Set task: Reproduce every record below exactly as it appears.

────────

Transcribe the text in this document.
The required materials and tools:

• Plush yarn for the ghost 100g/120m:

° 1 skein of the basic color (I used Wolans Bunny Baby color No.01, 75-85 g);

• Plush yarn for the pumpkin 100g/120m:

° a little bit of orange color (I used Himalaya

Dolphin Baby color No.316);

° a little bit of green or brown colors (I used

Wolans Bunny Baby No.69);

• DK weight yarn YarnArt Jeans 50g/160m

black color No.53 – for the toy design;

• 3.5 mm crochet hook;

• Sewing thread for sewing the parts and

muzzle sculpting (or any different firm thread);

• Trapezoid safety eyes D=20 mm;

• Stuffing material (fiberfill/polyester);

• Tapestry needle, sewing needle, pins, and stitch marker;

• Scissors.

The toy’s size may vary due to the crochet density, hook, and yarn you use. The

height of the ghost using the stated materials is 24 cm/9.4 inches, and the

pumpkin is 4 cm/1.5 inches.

────────

Exercise output:
Transcribe the text in this document.
The required materials and tools:

• Plush yarn for the ghost 100g/120m:

° 1 skein of the basic color (I used Wolans Bunny Baby color No.01, 75-85 g);

• Plush yarn for the pumpkin 100g/120m:

° a little bit of orange color (I used Himalaya

Dolphin Baby color No.316);

° a little bit of green or brown colors (I used

Wolans Bunny Baby No.69);

• DK weight yarn YarnArt Jeans 50g/160m

black color No.53 – for the toy design;

• 3.5 mm crochet hook;

• Sewing thread for sewing the parts and

muzzle sculpting (or any different firm thread);

• Trapezoid safety eyes D=20 mm;

• Stuffing material (fiberfill/polyester);

• Tapestry needle, sewing needle, pins, and stitch marker;

• Scissors.

The toy’s size may vary due to the crochet density, hook, and yarn you use. The

height of the ghost using the stated materials is 24 cm/9.4 inches, and the

pumpkin is 4 cm/1.5 inches.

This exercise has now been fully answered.